### [What to produce]
Wherever a line in the data below holds "text", copy that line.

[Extracted records]
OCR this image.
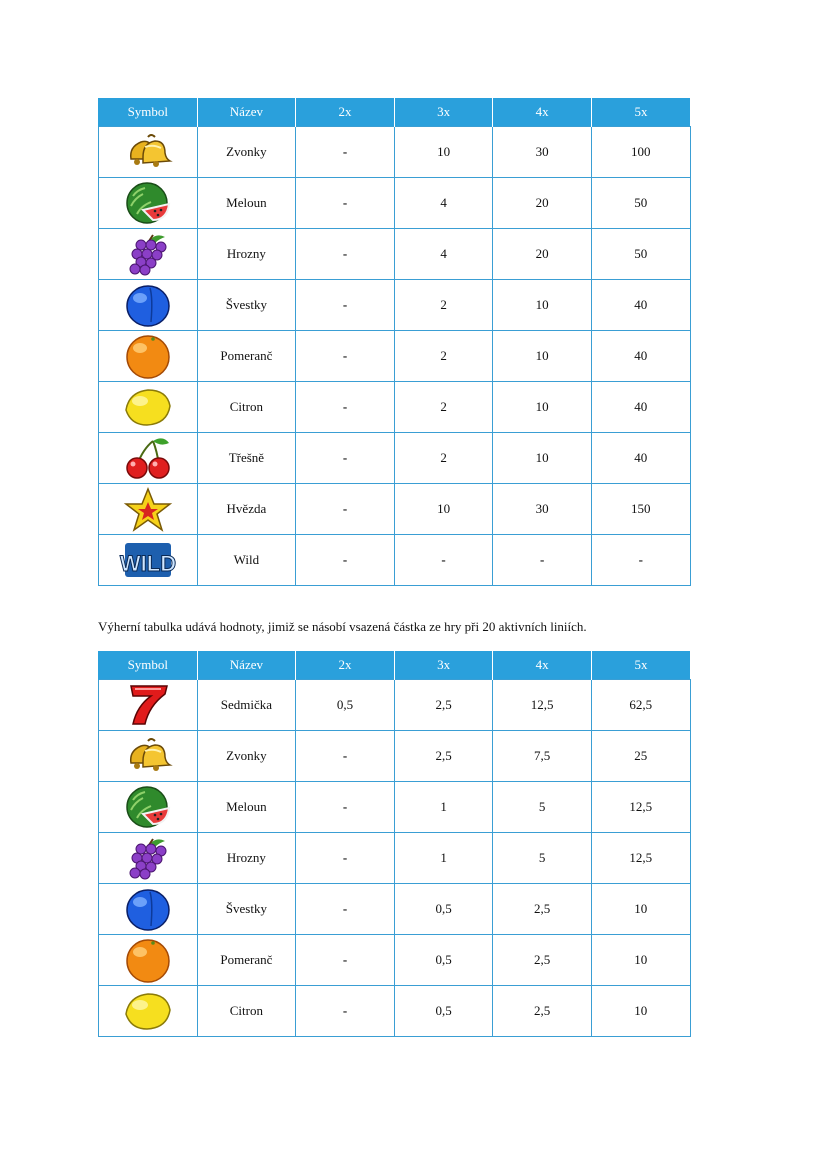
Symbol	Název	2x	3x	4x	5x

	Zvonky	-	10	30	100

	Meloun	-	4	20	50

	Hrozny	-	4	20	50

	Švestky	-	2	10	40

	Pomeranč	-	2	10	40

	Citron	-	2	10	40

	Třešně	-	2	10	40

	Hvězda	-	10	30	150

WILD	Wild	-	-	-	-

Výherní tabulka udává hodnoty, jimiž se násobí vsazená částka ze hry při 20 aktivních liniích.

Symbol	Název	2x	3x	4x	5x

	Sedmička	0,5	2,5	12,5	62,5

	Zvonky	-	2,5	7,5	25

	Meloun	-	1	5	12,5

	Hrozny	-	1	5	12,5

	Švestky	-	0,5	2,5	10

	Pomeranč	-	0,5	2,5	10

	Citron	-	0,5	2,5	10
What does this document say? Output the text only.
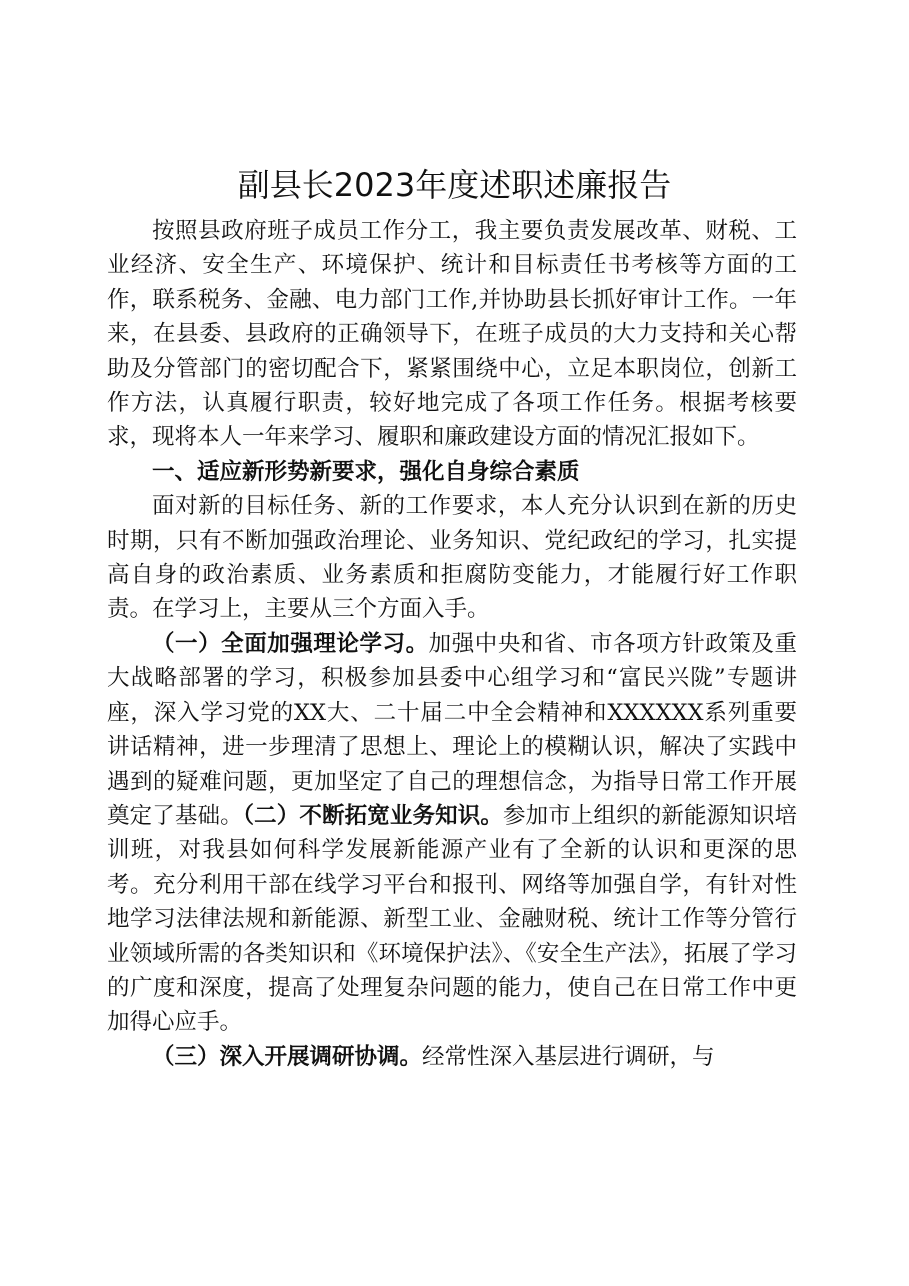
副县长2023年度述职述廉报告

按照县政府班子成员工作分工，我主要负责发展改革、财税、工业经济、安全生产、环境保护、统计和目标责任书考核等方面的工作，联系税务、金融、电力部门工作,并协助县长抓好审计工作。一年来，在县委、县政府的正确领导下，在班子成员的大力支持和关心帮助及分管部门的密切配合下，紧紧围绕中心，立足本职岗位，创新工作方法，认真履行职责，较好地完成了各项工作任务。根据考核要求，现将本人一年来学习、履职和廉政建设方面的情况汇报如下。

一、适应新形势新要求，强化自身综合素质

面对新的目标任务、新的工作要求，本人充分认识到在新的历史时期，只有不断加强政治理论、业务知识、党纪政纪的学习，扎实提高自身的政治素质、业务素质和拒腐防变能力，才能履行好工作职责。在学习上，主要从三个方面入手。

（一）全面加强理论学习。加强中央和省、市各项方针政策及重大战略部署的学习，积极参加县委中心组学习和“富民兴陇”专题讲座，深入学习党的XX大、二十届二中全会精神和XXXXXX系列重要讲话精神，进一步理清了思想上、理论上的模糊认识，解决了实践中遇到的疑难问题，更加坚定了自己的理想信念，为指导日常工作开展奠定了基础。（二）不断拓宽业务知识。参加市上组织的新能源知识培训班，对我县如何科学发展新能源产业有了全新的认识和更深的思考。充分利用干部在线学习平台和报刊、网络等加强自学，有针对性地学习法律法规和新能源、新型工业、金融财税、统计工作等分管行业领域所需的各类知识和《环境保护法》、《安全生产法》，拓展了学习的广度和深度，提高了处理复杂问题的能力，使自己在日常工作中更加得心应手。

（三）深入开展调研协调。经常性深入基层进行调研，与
...
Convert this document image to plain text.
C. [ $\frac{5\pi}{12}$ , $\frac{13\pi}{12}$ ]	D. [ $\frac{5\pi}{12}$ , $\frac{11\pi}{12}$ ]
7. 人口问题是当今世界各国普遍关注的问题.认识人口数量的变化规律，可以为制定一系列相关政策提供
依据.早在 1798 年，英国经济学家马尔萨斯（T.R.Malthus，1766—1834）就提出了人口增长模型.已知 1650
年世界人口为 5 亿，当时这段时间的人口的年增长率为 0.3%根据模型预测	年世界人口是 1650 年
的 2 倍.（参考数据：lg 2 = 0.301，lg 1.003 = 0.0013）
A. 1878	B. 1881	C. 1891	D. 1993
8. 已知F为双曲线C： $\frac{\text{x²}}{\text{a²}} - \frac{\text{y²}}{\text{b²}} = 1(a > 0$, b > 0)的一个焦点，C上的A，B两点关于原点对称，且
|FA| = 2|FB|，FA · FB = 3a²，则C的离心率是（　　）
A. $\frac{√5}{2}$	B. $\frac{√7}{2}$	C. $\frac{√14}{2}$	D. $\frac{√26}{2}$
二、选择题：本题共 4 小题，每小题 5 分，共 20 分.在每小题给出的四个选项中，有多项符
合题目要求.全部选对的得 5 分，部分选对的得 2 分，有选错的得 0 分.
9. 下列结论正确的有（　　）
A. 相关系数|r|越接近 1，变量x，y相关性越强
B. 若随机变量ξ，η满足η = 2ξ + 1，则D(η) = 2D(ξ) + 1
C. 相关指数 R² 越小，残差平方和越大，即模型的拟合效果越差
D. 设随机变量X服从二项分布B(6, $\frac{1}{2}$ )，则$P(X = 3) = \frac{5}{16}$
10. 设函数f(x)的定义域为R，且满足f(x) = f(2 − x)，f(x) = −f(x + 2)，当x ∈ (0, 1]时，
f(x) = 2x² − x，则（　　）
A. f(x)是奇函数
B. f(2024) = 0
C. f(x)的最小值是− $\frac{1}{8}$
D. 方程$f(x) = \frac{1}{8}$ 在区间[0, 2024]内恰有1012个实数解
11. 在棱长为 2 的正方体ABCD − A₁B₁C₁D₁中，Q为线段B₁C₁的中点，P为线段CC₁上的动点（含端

### [Exercise output]
What does this document say? Output the text only.
Convert this document image to plain text.
8. 已知F为双曲线C： $\frac{\text{x²}}{\text{a²}} - \frac{\text{y²}}{\text{b²}} = 1(a > 0$, b > 0)的一个焦点，C上的A，B两点关于原点对称，且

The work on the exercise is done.